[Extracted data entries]
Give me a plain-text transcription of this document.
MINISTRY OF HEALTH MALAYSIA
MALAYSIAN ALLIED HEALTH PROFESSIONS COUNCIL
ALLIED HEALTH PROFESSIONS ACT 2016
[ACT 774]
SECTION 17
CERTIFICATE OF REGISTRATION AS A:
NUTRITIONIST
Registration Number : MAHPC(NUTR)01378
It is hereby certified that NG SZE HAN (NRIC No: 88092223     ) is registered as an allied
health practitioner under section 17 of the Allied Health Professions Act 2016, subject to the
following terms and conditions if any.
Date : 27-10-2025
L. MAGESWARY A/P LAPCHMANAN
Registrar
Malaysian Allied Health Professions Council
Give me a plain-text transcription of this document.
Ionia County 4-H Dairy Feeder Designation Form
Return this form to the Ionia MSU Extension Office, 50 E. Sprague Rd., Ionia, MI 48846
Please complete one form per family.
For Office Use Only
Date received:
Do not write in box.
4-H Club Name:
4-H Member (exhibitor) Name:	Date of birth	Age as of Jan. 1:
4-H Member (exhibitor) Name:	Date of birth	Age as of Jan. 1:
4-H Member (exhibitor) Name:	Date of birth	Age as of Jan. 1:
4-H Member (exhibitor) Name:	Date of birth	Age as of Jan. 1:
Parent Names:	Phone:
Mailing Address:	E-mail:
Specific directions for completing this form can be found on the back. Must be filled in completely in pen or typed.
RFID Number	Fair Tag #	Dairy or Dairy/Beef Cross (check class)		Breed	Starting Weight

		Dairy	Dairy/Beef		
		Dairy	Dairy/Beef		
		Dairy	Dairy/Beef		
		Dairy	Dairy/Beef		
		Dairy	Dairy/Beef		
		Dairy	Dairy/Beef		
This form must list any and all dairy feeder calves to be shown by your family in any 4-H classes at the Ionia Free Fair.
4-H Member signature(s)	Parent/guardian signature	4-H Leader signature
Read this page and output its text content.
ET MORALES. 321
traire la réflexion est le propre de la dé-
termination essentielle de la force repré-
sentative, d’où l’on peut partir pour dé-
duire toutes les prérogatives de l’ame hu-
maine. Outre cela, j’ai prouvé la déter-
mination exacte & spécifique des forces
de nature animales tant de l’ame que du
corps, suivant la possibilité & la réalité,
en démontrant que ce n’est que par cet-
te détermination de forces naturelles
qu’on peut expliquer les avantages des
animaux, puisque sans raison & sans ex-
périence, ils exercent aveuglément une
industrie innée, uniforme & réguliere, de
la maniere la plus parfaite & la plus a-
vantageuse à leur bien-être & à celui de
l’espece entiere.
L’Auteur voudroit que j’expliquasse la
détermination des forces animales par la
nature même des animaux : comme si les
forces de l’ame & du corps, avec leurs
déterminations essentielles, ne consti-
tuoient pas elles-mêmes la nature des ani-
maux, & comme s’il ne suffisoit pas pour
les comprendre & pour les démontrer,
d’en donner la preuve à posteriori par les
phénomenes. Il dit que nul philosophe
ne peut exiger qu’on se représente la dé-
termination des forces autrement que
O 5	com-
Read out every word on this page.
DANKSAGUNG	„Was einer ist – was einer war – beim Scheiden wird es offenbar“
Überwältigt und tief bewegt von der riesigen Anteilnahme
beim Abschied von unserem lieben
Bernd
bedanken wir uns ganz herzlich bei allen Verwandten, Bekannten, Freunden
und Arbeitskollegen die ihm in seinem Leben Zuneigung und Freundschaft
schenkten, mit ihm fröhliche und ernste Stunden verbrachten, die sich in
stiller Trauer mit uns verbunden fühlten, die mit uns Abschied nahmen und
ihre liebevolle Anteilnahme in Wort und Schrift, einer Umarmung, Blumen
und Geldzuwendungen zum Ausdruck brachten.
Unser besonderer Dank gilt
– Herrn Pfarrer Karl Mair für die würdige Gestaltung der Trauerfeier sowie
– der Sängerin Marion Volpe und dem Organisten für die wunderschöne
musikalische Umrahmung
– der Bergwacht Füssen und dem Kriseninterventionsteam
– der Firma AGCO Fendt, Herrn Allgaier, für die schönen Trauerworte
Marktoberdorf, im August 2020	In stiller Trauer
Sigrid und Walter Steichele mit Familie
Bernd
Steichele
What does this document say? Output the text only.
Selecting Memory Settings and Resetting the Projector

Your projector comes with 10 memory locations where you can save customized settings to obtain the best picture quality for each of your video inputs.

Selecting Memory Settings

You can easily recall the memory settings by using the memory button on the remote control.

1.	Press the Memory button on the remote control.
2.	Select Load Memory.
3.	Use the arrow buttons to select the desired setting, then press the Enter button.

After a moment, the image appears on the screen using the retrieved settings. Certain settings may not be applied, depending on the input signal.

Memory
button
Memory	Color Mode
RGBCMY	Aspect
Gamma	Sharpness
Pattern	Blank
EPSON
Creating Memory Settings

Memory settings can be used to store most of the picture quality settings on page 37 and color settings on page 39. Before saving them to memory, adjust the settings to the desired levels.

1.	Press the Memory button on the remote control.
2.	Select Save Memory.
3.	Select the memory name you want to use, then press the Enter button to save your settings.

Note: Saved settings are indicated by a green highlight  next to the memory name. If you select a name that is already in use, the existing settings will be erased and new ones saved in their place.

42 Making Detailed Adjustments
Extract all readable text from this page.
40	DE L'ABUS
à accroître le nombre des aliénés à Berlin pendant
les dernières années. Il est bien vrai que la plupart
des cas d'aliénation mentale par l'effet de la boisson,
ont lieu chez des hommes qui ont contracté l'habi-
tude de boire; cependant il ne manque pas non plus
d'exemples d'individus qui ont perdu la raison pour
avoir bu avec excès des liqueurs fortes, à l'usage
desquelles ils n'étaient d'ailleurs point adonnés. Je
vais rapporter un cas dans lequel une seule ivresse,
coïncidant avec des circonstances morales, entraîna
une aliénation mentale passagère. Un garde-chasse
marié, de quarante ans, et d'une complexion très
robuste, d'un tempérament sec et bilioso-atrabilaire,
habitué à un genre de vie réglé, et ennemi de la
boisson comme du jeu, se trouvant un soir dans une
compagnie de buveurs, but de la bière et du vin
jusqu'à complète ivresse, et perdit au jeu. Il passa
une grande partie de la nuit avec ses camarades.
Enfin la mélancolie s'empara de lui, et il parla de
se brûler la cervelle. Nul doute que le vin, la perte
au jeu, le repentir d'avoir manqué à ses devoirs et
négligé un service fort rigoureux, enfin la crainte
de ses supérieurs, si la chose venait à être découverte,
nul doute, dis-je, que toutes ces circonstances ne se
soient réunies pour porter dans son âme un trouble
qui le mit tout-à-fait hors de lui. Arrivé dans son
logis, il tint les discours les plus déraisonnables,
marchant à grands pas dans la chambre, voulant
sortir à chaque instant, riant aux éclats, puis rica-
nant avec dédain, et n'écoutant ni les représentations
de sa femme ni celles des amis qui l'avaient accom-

[The request] Search the records for the string "then" and return every line in which it occurs.

[Written answer]
3.	Use the arrow buttons to select the desired setting, then press the Enter button.
3.	Select the memory name you want to use, then press the Enter button to save your settings.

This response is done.